◆ **What to work on**
Copy each line exactly. Drop every picture.

Items from a figure collection:
++++++++++

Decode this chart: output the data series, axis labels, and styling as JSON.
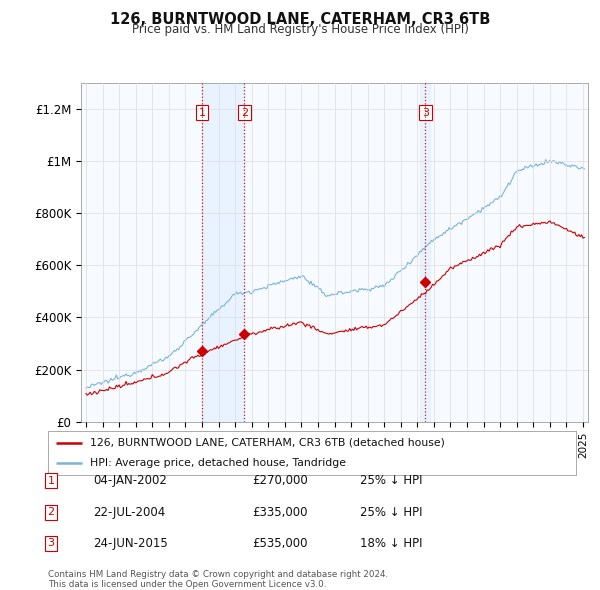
{
  "title": "126, BURNTWOOD LANE, CATERHAM, CR3 6TB",
  "subtitle": "Price paid vs. HM Land Registry's House Price Index (HPI)",
  "hpi_color": "#7ab4d8",
  "price_color": "#cc0000",
  "vline_color": "#cc0000",
  "shade_color": "#ddeeff",
  "bg_color": "#ffffff",
  "grid_color": "#dddddd",
  "ylim": [
    0,
    1300000
  ],
  "yticks": [
    0,
    200000,
    400000,
    600000,
    800000,
    1000000,
    1200000
  ],
  "ytick_labels": [
    "£0",
    "£200K",
    "£400K",
    "£600K",
    "£800K",
    "£1M",
    "£1.2M"
  ],
  "transactions": [
    {
      "label": "1",
      "date": "04-JAN-2002",
      "price": 270000,
      "pct": "25%",
      "dir": "↓",
      "x_year": 2002.01
    },
    {
      "label": "2",
      "date": "22-JUL-2004",
      "price": 335000,
      "pct": "25%",
      "dir": "↓",
      "x_year": 2004.55
    },
    {
      "label": "3",
      "date": "24-JUN-2015",
      "price": 535000,
      "pct": "18%",
      "dir": "↓",
      "x_year": 2015.48
    }
  ],
  "legend_house_label": "126, BURNTWOOD LANE, CATERHAM, CR3 6TB (detached house)",
  "legend_hpi_label": "HPI: Average price, detached house, Tandridge",
  "footnote": "Contains HM Land Registry data © Crown copyright and database right 2024.\nThis data is licensed under the Open Government Licence v3.0.",
  "xlim_start": 1994.7,
  "xlim_end": 2025.3
}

++++++++++

◆ **Task response**
Decode this chart: output the data series, axis labels, and styling as JSON.
{
  "title": "126, BURNTWOOD LANE, CATERHAM, CR3 6TB",
  "subtitle": "Price paid vs. HM Land Registry's House Price Index (HPI)",
  "hpi_color": "#7ab4d8",
  "price_color": "#cc0000",
  "vline_color": "#cc0000",
  "shade_color": "#ddeeff",
  "bg_color": "#ffffff",
  "grid_color": "#dddddd",
  "ylim": [
    0,
    1300000
  ],
  "yticks": [
    0,
    200000,
    400000,
    600000,
    800000,
    1000000,
    1200000
  ],
  "ytick_labels": [
    "£0",
    "£200K",
    "£400K",
    "£600K",
    "£800K",
    "£1M",
    "£1.2M"
  ],
  "transactions": [
    {
      "label": "1",
      "date": "04-JAN-2002",
      "price": 270000,
      "pct": "25%",
      "dir": "↓",
      "x_year": 2002.01
    },
    {
      "label": "2",
      "date": "22-JUL-2004",
      "price": 335000,
      "pct": "25%",
      "dir": "↓",
      "x_year": 2004.55
    },
    {
      "label": "3",
      "date": "24-JUN-2015",
      "price": 535000,
      "pct": "18%",
      "dir": "↓",
      "x_year": 2015.48
    }
  ],
  "legend_house_label": "126, BURNTWOOD LANE, CATERHAM, CR3 6TB (detached house)",
  "legend_hpi_label": "HPI: Average price, detached house, Tandridge",
  "footnote": "Contains HM Land Registry data © Crown copyright and database right 2024.\nThis data is licensed under the Open Government Licence v3.0.",
  "xlim_start": 1994.7,
  "xlim_end": 2025.3
}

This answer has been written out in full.